[Saved data entries]
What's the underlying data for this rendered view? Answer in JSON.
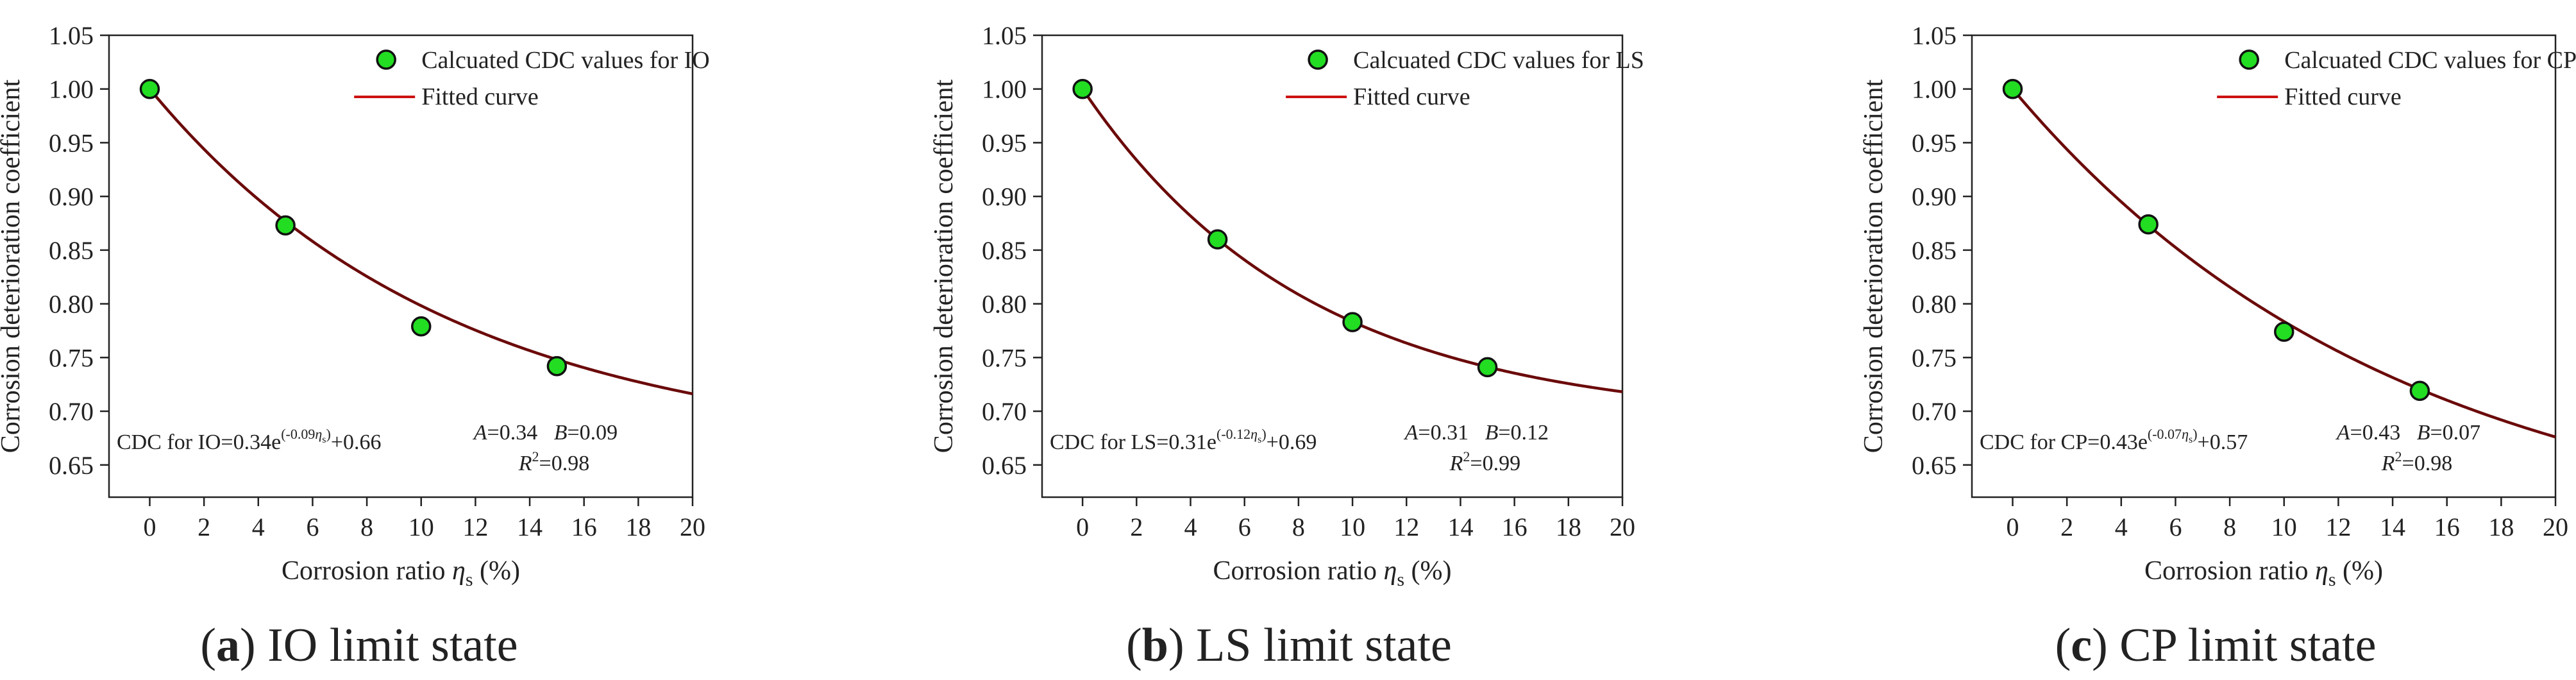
{
  "figure": {
    "panels": [
      {
        "caption_letter": "a",
        "caption_text": " IO limit state"
      },
      {
        "caption_letter": "b",
        "caption_text": " LS limit state"
      },
      {
        "caption_letter": "c",
        "caption_text": " CP limit state"
      }
    ]
  },
  "chart_data": [
    {
      "type": "scatter",
      "xlabel_main": "Corrosion ratio ",
      "xlabel_sym": "η",
      "xlabel_sub": "s",
      "xlabel_unit": " (%)",
      "ylabel": "Corrosion deterioration coefficient",
      "xlim": [
        -1.5,
        20
      ],
      "ylim": [
        0.62,
        1.05
      ],
      "xticks": [
        0,
        2,
        4,
        6,
        8,
        10,
        12,
        14,
        16,
        18,
        20
      ],
      "yticks": [
        0.65,
        0.7,
        0.75,
        0.8,
        0.85,
        0.9,
        0.95,
        1.0,
        1.05
      ],
      "grid": false,
      "legend_position": "top-right",
      "series": [
        {
          "name": "Calcuated CDC values for IO",
          "kind": "scatter",
          "color": "#22dd22",
          "x": [
            0,
            5,
            10,
            15
          ],
          "y": [
            1.0,
            0.873,
            0.779,
            0.742
          ]
        },
        {
          "name": "Fitted curve",
          "kind": "line",
          "color": "#cc1111",
          "formula": {
            "A": 0.34,
            "k": -0.09,
            "C": 0.66
          }
        }
      ],
      "equation": {
        "prefix": "CDC for IO=0.34e",
        "exponent": "(-0.09",
        "exp_sub": "s",
        "suffix": ")+0.66"
      },
      "params": {
        "A": "A",
        "A_val": "=0.34",
        "B": "B",
        "B_val": "=0.09",
        "R": "R",
        "R_sup": "2",
        "R_val": "=0.98"
      }
    },
    {
      "type": "scatter",
      "xlabel_main": "Corrosion ratio ",
      "xlabel_sym": "η",
      "xlabel_sub": "s",
      "xlabel_unit": " (%)",
      "ylabel": "Corrosion deterioration coefficient",
      "xlim": [
        -1.5,
        20
      ],
      "ylim": [
        0.62,
        1.05
      ],
      "xticks": [
        0,
        2,
        4,
        6,
        8,
        10,
        12,
        14,
        16,
        18,
        20
      ],
      "yticks": [
        0.65,
        0.7,
        0.75,
        0.8,
        0.85,
        0.9,
        0.95,
        1.0,
        1.05
      ],
      "grid": false,
      "legend_position": "top-right",
      "series": [
        {
          "name": "Calcuated CDC values for LS",
          "kind": "scatter",
          "color": "#22dd22",
          "x": [
            0,
            5,
            10,
            15
          ],
          "y": [
            1.0,
            0.86,
            0.783,
            0.741
          ]
        },
        {
          "name": "Fitted curve",
          "kind": "line",
          "color": "#cc1111",
          "formula": {
            "A": 0.31,
            "k": -0.12,
            "C": 0.69
          }
        }
      ],
      "equation": {
        "prefix": "CDC for LS=0.31e",
        "exponent": "(-0.12",
        "exp_sub": "s",
        "suffix": ")+0.69"
      },
      "params": {
        "A": "A",
        "A_val": "=0.31",
        "B": "B",
        "B_val": "=0.12",
        "R": "R",
        "R_sup": "2",
        "R_val": "=0.99"
      }
    },
    {
      "type": "scatter",
      "xlabel_main": "Corrosion ratio ",
      "xlabel_sym": "η",
      "xlabel_sub": "s",
      "xlabel_unit": " (%)",
      "ylabel": "Corrosion deterioration coefficient",
      "xlim": [
        -1.5,
        20
      ],
      "ylim": [
        0.62,
        1.05
      ],
      "xticks": [
        0,
        2,
        4,
        6,
        8,
        10,
        12,
        14,
        16,
        18,
        20
      ],
      "yticks": [
        0.65,
        0.7,
        0.75,
        0.8,
        0.85,
        0.9,
        0.95,
        1.0,
        1.05
      ],
      "grid": false,
      "legend_position": "top-right",
      "series": [
        {
          "name": "Calcuated CDC values for CP",
          "kind": "scatter",
          "color": "#22dd22",
          "x": [
            0,
            5,
            10,
            15
          ],
          "y": [
            1.0,
            0.874,
            0.774,
            0.719
          ]
        },
        {
          "name": "Fitted curve",
          "kind": "line",
          "color": "#cc1111",
          "formula": {
            "A": 0.43,
            "k": -0.07,
            "C": 0.57
          }
        }
      ],
      "equation": {
        "prefix": "CDC for CP=0.43e",
        "exponent": "(-0.07",
        "exp_sub": "s",
        "suffix": ")+0.57"
      },
      "params": {
        "A": "A",
        "A_val": "=0.43",
        "B": "B",
        "B_val": "=0.07",
        "R": "R",
        "R_sup": "2",
        "R_val": "=0.98"
      }
    }
  ]
}
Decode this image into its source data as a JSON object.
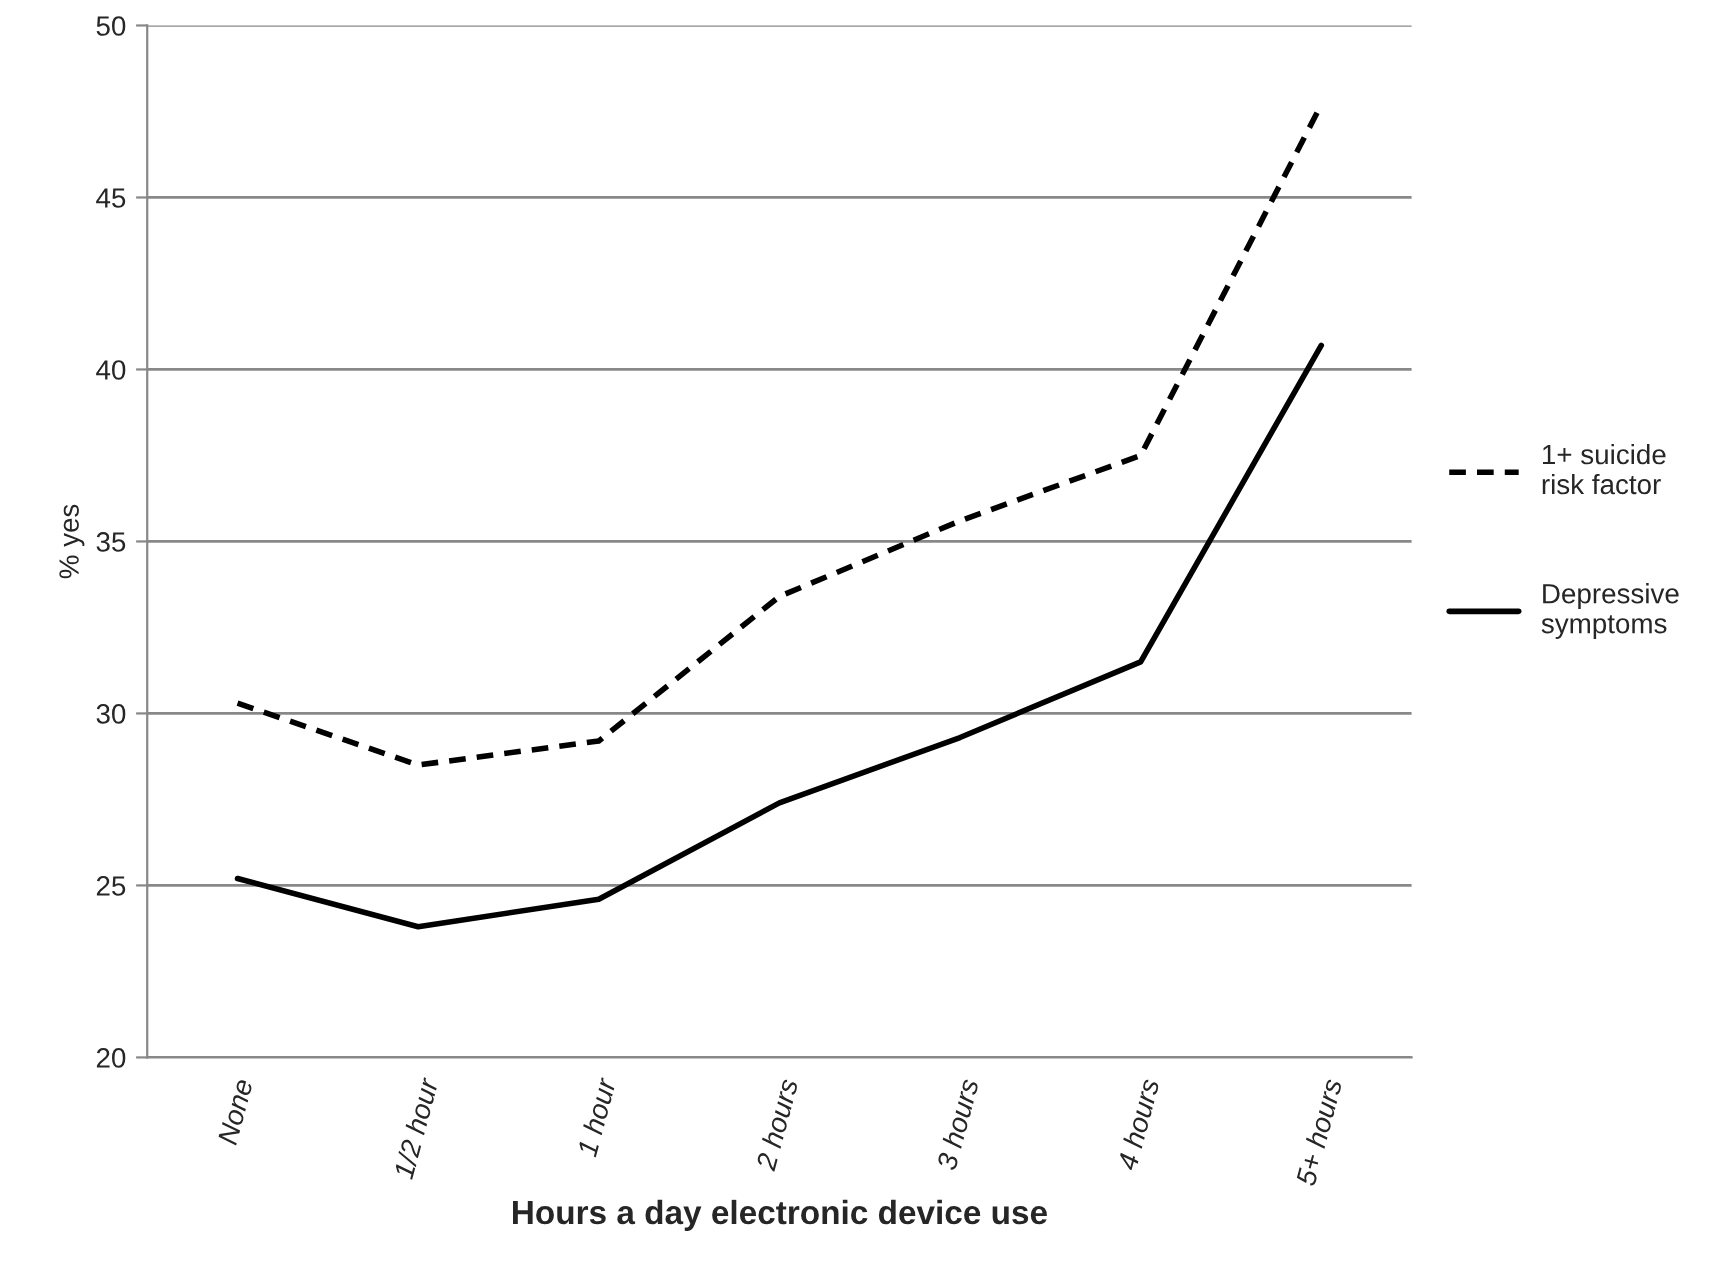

▶ [CHALLENGE]: Without including any pictures, output all the entries above exactly.

▶ [TASK RESULT]:
What's the underlying data for this rendered view? Answer in JSON.
{
  "figure": {
    "panels": [
      {
        "caption_letter": "a",
        "caption_text": " IO limit state"
      },
      {
        "caption_letter": "b",
        "caption_text": " LS limit state"
      },
      {
        "caption_letter": "c",
        "caption_text": " CP limit state"
      }
    ]
  },
  "chart_data": [
    {
      "type": "scatter",
      "xlabel_main": "Corrosion ratio ",
      "xlabel_sym": "η",
      "xlabel_sub": "s",
      "xlabel_unit": " (%)",
      "ylabel": "Corrosion deterioration coefficient",
      "xlim": [
        -1.5,
        20
      ],
      "ylim": [
        0.62,
        1.05
      ],
      "xticks": [
        0,
        2,
        4,
        6,
        8,
        10,
        12,
        14,
        16,
        18,
        20
      ],
      "yticks": [
        0.65,
        0.7,
        0.75,
        0.8,
        0.85,
        0.9,
        0.95,
        1.0,
        1.05
      ],
      "grid": false,
      "legend_position": "top-right",
      "series": [
        {
          "name": "Calcuated CDC values for IO",
          "kind": "scatter",
          "color": "#22dd22",
          "x": [
            0,
            5,
            10,
            15
          ],
          "y": [
            1.0,
            0.873,
            0.779,
            0.742
          ]
        },
        {
          "name": "Fitted curve",
          "kind": "line",
          "color": "#cc1111",
          "formula": {
            "A": 0.34,
            "k": -0.09,
            "C": 0.66
          }
        }
      ],
      "equation": {
        "prefix": "CDC for IO=0.34e",
        "exponent": "(-0.09",
        "exp_sub": "s",
        "suffix": ")+0.66"
      },
      "params": {
        "A": "A",
        "A_val": "=0.34",
        "B": "B",
        "B_val": "=0.09",
        "R": "R",
        "R_sup": "2",
        "R_val": "=0.98"
      }
    },
    {
      "type": "scatter",
      "xlabel_main": "Corrosion ratio ",
      "xlabel_sym": "η",
      "xlabel_sub": "s",
      "xlabel_unit": " (%)",
      "ylabel": "Corrosion deterioration coefficient",
      "xlim": [
        -1.5,
        20
      ],
      "ylim": [
        0.62,
        1.05
      ],
      "xticks": [
        0,
        2,
        4,
        6,
        8,
        10,
        12,
        14,
        16,
        18,
        20
      ],
      "yticks": [
        0.65,
        0.7,
        0.75,
        0.8,
        0.85,
        0.9,
        0.95,
        1.0,
        1.05
      ],
      "grid": false,
      "legend_position": "top-right",
      "series": [
        {
          "name": "Calcuated CDC values for LS",
          "kind": "scatter",
          "color": "#22dd22",
          "x": [
            0,
            5,
            10,
            15
          ],
          "y": [
            1.0,
            0.86,
            0.783,
            0.741
          ]
        },
        {
          "name": "Fitted curve",
          "kind": "line",
          "color": "#cc1111",
          "formula": {
            "A": 0.31,
            "k": -0.12,
            "C": 0.69
          }
        }
      ],
      "equation": {
        "prefix": "CDC for LS=0.31e",
        "exponent": "(-0.12",
        "exp_sub": "s",
        "suffix": ")+0.69"
      },
      "params": {
        "A": "A",
        "A_val": "=0.31",
        "B": "B",
        "B_val": "=0.12",
        "R": "R",
        "R_sup": "2",
        "R_val": "=0.99"
      }
    },
    {
      "type": "scatter",
      "xlabel_main": "Corrosion ratio ",
      "xlabel_sym": "η",
      "xlabel_sub": "s",
      "xlabel_unit": " (%)",
      "ylabel": "Corrosion deterioration coefficient",
      "xlim": [
        -1.5,
        20
      ],
      "ylim": [
        0.62,
        1.05
      ],
      "xticks": [
        0,
        2,
        4,
        6,
        8,
        10,
        12,
        14,
        16,
        18,
        20
      ],
      "yticks": [
        0.65,
        0.7,
        0.75,
        0.8,
        0.85,
        0.9,
        0.95,
        1.0,
        1.05
      ],
      "grid": false,
      "legend_position": "top-right",
      "series": [
        {
          "name": "Calcuated CDC values for CP",
          "kind": "scatter",
          "color": "#22dd22",
          "x": [
            0,
            5,
            10,
            15
          ],
          "y": [
            1.0,
            0.874,
            0.774,
            0.719
          ]
        },
        {
          "name": "Fitted curve",
          "kind": "line",
          "color": "#cc1111",
          "formula": {
            "A": 0.43,
            "k": -0.07,
            "C": 0.57
          }
        }
      ],
      "equation": {
        "prefix": "CDC for CP=0.43e",
        "exponent": "(-0.07",
        "exp_sub": "s",
        "suffix": ")+0.57"
      },
      "params": {
        "A": "A",
        "A_val": "=0.43",
        "B": "B",
        "B_val": "=0.07",
        "R": "R",
        "R_sup": "2",
        "R_val": "=0.98"
      }
    }
  ]
}
Decode this image into its source data as a JSON object.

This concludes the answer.